Task brief ▸ Retyping should cover only the lines from the one containing "What data populates" through the final line of the records, with pictures omitted.

Material shown ▸
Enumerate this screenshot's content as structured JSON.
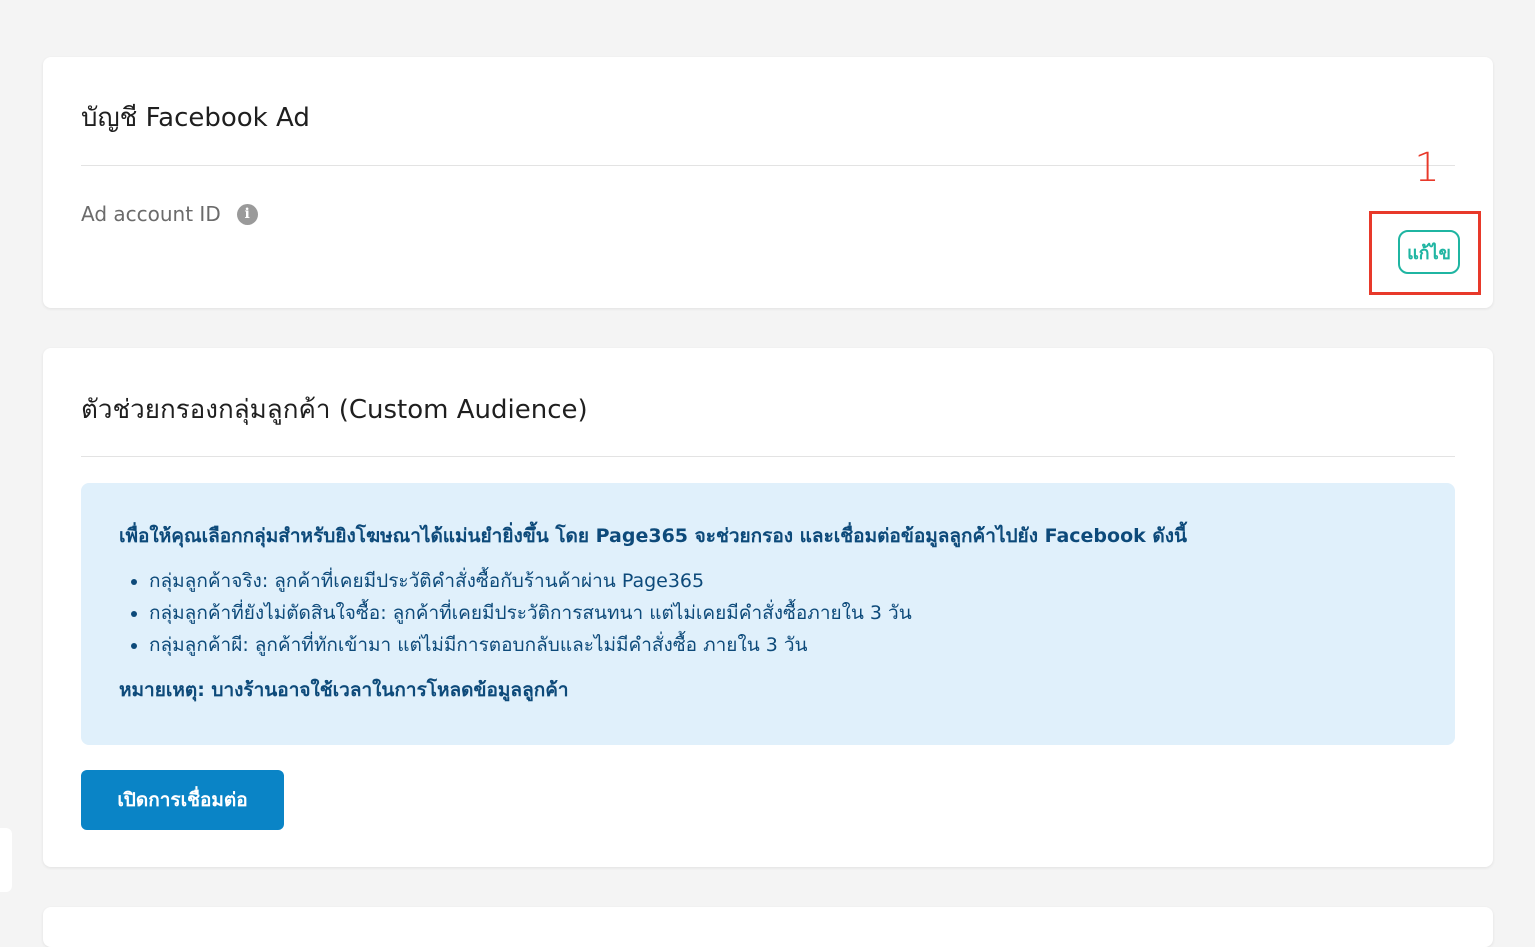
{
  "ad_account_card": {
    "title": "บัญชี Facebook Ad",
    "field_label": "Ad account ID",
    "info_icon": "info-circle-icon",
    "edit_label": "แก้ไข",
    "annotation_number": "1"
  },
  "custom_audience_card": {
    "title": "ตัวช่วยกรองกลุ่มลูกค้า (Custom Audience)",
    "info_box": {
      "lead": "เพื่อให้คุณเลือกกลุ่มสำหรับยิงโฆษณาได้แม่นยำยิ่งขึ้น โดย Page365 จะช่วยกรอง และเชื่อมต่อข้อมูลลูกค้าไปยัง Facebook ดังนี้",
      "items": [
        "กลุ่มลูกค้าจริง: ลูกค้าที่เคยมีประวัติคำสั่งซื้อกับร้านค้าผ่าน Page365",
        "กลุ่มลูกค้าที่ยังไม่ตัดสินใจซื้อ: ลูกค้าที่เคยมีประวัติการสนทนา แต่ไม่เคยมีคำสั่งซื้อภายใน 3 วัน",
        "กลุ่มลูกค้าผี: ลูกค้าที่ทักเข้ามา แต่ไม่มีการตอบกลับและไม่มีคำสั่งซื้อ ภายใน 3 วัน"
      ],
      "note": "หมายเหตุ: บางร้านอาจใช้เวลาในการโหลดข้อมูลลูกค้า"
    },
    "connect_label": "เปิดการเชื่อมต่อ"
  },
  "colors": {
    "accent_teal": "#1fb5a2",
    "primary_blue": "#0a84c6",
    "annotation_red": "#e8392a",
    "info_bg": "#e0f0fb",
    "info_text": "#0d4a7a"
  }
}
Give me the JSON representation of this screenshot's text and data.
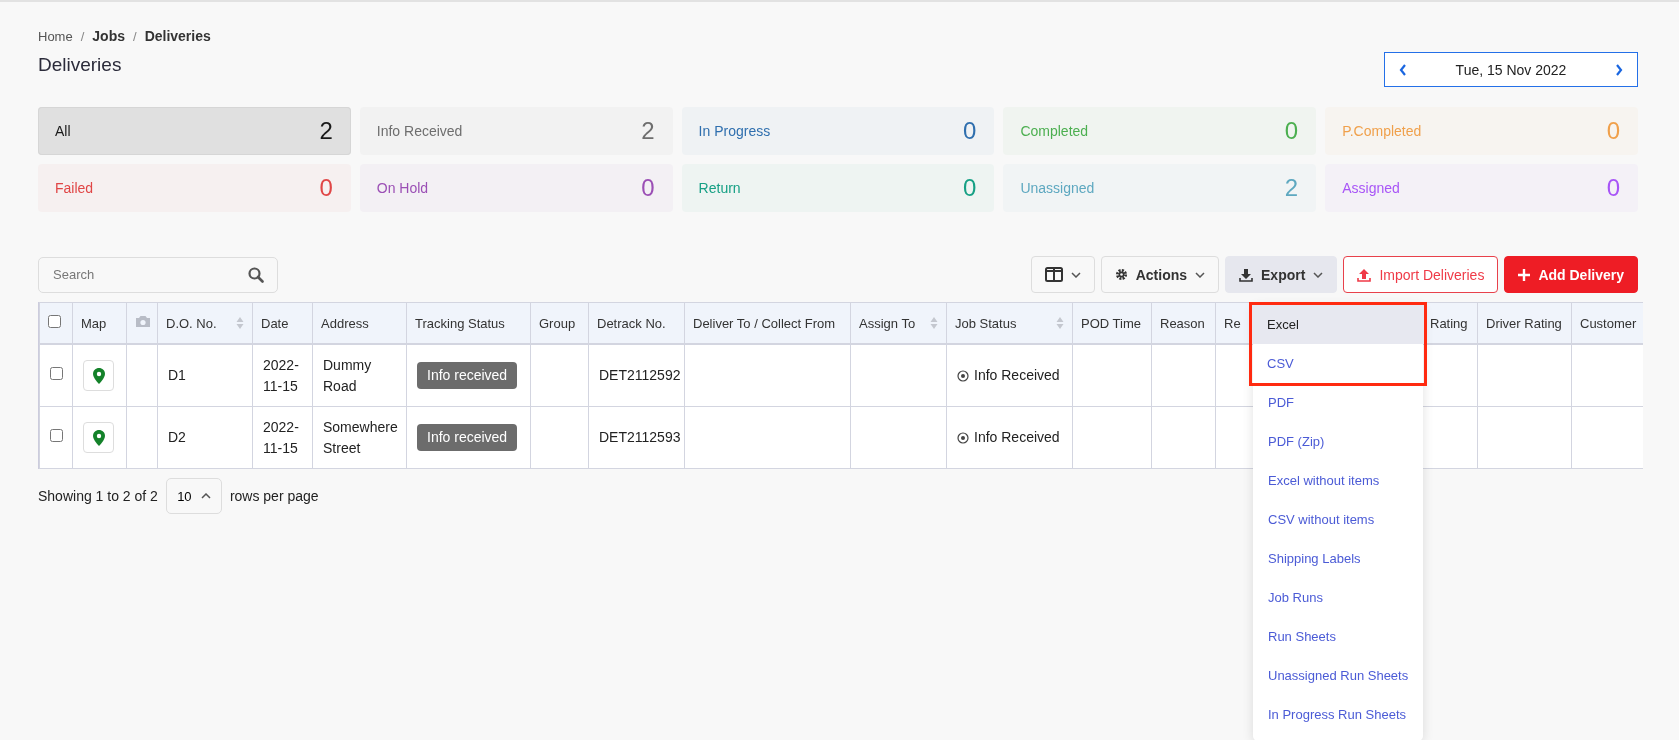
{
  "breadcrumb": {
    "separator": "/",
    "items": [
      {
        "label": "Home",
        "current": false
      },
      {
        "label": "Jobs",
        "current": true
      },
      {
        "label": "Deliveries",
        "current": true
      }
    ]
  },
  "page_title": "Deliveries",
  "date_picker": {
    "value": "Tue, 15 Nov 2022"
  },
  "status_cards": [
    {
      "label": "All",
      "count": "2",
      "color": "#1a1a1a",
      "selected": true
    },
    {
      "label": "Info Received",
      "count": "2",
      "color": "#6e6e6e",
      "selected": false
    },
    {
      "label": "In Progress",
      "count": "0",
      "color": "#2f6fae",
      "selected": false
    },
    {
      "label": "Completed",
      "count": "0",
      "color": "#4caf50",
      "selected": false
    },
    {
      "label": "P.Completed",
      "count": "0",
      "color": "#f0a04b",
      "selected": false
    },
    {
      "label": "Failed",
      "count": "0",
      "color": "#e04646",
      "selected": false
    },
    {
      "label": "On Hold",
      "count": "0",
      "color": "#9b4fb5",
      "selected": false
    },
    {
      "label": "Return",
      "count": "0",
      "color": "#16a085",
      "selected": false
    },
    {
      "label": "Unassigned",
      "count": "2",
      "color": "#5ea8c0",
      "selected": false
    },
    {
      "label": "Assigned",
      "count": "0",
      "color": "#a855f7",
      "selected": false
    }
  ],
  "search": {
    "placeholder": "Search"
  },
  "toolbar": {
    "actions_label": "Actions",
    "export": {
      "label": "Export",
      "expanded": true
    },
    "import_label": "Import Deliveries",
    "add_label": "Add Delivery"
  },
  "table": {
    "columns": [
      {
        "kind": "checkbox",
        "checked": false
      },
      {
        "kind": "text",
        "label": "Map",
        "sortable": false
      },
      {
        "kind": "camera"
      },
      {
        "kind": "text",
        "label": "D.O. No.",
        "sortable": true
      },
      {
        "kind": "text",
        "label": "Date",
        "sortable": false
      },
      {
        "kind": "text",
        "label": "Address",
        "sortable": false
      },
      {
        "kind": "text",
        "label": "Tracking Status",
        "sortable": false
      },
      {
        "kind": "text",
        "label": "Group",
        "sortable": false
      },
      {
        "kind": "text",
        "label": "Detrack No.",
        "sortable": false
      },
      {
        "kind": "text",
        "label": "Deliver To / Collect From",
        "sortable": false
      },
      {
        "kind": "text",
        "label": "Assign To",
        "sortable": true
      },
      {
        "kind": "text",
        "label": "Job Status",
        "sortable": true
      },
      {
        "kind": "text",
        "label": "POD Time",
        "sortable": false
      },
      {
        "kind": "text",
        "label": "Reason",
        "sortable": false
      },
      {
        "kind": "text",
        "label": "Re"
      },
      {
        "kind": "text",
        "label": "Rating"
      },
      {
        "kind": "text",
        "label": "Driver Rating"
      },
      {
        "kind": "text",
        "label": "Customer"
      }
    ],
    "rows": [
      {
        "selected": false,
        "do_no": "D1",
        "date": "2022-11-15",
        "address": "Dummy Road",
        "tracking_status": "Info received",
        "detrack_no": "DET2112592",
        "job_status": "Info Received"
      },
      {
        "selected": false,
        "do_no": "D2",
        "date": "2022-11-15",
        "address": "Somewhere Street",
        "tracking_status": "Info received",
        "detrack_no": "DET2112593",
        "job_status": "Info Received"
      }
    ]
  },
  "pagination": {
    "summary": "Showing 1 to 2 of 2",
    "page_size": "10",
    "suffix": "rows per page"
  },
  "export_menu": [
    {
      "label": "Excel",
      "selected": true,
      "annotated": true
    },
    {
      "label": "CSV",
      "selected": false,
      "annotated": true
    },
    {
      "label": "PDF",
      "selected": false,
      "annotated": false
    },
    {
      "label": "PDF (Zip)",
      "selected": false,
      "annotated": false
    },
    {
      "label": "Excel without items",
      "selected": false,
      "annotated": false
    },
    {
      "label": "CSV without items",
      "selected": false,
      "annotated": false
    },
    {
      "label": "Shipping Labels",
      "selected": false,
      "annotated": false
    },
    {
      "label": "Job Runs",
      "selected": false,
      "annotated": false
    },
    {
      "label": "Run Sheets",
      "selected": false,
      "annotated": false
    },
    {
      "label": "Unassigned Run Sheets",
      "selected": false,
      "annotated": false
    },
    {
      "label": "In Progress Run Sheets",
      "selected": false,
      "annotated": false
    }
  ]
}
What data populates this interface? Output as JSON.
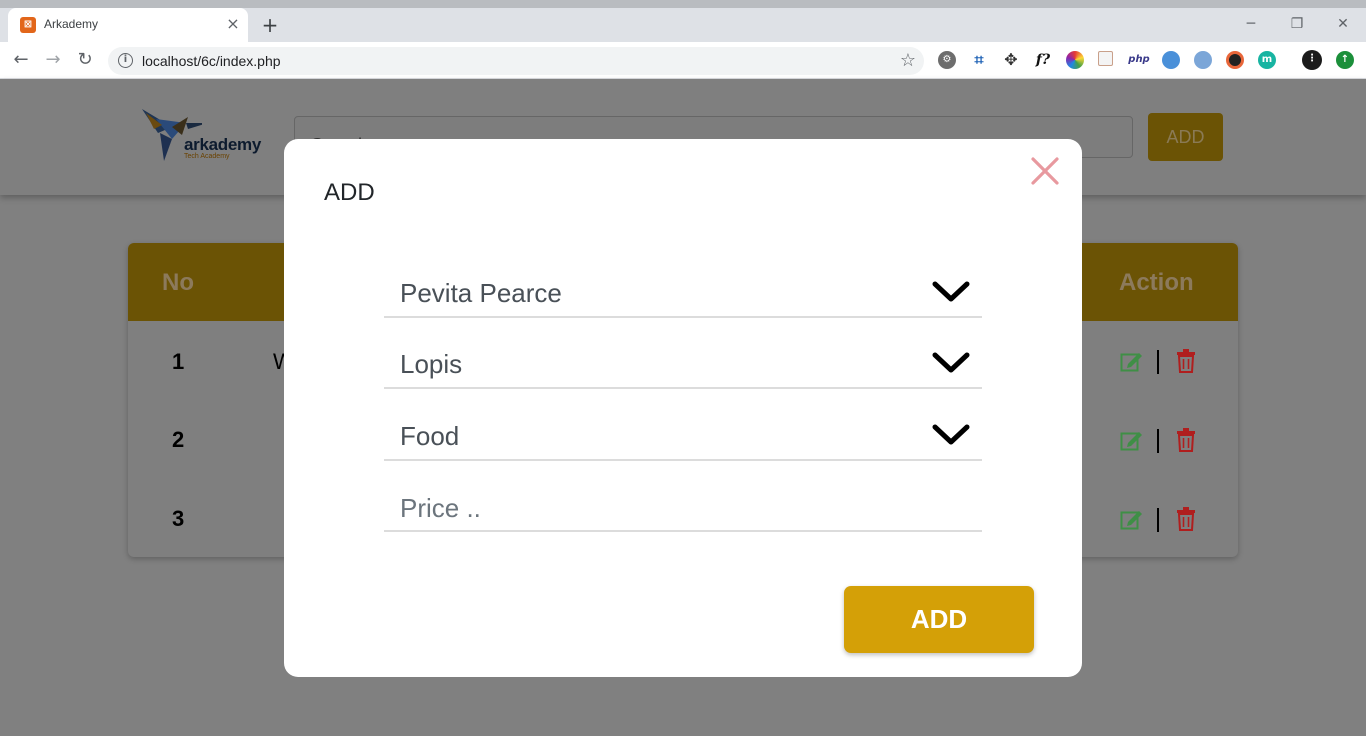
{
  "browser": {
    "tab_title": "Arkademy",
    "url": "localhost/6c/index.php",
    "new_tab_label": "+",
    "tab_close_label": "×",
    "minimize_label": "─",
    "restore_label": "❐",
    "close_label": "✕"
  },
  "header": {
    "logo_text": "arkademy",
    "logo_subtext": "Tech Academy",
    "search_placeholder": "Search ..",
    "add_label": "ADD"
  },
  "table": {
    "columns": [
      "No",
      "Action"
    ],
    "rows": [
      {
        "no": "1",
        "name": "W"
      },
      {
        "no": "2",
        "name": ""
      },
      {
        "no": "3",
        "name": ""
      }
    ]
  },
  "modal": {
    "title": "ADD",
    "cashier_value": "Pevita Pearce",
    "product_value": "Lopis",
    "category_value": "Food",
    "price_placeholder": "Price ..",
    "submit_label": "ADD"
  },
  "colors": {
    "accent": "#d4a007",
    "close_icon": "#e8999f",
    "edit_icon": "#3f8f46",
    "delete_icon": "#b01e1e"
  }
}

Output for this task ▸
What data populates this interface? Output as JSON.
{
  "browser": {
    "tab_title": "Arkademy",
    "url": "localhost/6c/index.php",
    "new_tab_label": "+",
    "tab_close_label": "×",
    "minimize_label": "─",
    "restore_label": "❐",
    "close_label": "✕"
  },
  "header": {
    "logo_text": "arkademy",
    "logo_subtext": "Tech Academy",
    "search_placeholder": "Search ..",
    "add_label": "ADD"
  },
  "table": {
    "columns": [
      "No",
      "Action"
    ],
    "rows": [
      {
        "no": "1",
        "name": "W"
      },
      {
        "no": "2",
        "name": ""
      },
      {
        "no": "3",
        "name": ""
      }
    ]
  },
  "modal": {
    "title": "ADD",
    "cashier_value": "Pevita Pearce",
    "product_value": "Lopis",
    "category_value": "Food",
    "price_placeholder": "Price ..",
    "submit_label": "ADD"
  },
  "colors": {
    "accent": "#d4a007",
    "close_icon": "#e8999f",
    "edit_icon": "#3f8f46",
    "delete_icon": "#b01e1e"
  }
}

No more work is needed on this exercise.